■ ОТРЫВОК
──────────

Некоторые оговорки Достоевский вносит и в свои характеристики англичан. В политических статьях он и их относит целиком к общему телу Европы, отмечая и здесь симптомы общего смертельного недуга.
Но этот процесс умирания в стране Байрона и Диккенса не только не отталкивает его, но представляется ему трогательно-прекрасным. В его представлении сердце Англии медленными и мерно отходящими ударами замирает в ее груди, пока она обращает в смертельной тоске свои взгляды к небу, которое давно уже представляется ей безнадежно пустым.
Но этими очерками народной психологии Достоевский не исчерпывает своего изучения Запада и в своей публицистике дает целую систему философии европейской истории.
XIПри всей ее сложности, эту философию можно свести к одной формуле: тысячелетнюю внутреннюю борьбу романо-германского мира призвано разрешить и закончить славянство в пользу германства для дальнейшего совместного господства этих двух рас в Европе.
Из этого ядра вырастает целая система расовых психологий и национальных судеб.
Три огромные идеи отчетливо определились в Европе середины XIX столетия и повелительно намечают пути ее новейшей истории. Католическая идея насильственного единения человечества, протестантская идея мирового господства во имя возрождения народов духом германской расы и, наконец, хронологически младшая, по исторически важнейшая — славянская идея объединения человечества на началах Евангелия.

──────────

■ ДАННЫЕ ДЛЯ АНАЛИЗА
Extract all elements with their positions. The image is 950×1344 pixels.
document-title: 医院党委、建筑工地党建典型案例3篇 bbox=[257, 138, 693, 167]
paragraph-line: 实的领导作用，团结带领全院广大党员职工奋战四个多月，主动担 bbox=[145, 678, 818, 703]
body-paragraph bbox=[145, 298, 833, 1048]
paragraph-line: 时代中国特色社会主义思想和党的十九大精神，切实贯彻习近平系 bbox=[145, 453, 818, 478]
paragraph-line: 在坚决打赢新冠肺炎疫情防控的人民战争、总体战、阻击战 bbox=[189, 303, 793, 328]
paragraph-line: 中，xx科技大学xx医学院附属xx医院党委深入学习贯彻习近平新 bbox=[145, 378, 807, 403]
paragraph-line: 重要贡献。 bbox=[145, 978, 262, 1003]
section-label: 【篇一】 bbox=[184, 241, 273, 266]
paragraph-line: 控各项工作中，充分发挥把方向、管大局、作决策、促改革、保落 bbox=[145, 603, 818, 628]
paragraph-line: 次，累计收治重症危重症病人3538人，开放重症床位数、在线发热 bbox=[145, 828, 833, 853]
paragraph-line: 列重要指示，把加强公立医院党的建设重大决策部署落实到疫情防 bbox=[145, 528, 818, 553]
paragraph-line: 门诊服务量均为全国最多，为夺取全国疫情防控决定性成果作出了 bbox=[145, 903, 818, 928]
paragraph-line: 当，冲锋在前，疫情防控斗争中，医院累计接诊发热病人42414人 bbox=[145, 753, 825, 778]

──────────

■ ВОПРОСЫ ДЛЯ РАЗБОРА
A – Воспроизведите отрывок, начиная со слов «Но этот процесс» и заканчивая словами «ей безнадежно пустым.».
B – Какие три идеи, согласно отрывку, отчетливо определились в Европе середины XIX столетия?
Записи никак не связаны с отрывком.

■ ОТВЕТЫ ПО ЗАДАНИЯМ
A –
Но этот процесс умирания в стране Байрона и Диккенса не только не отталкивает его, но представляется ему трогательно-прекрасным. В его представлении сердце Англии медленными и мерно отходящими ударами замирает в ее груди, пока она обращает в смертельной тоске свои взгляды к небу, которое давно уже представляется ей безнадежно пустым.

B – Католическая идея насильственного единения человечества, протестантская идея мирового господства во имя возрождения народов духом германской расы и славянская идея объединения человечества на началах Евангелия.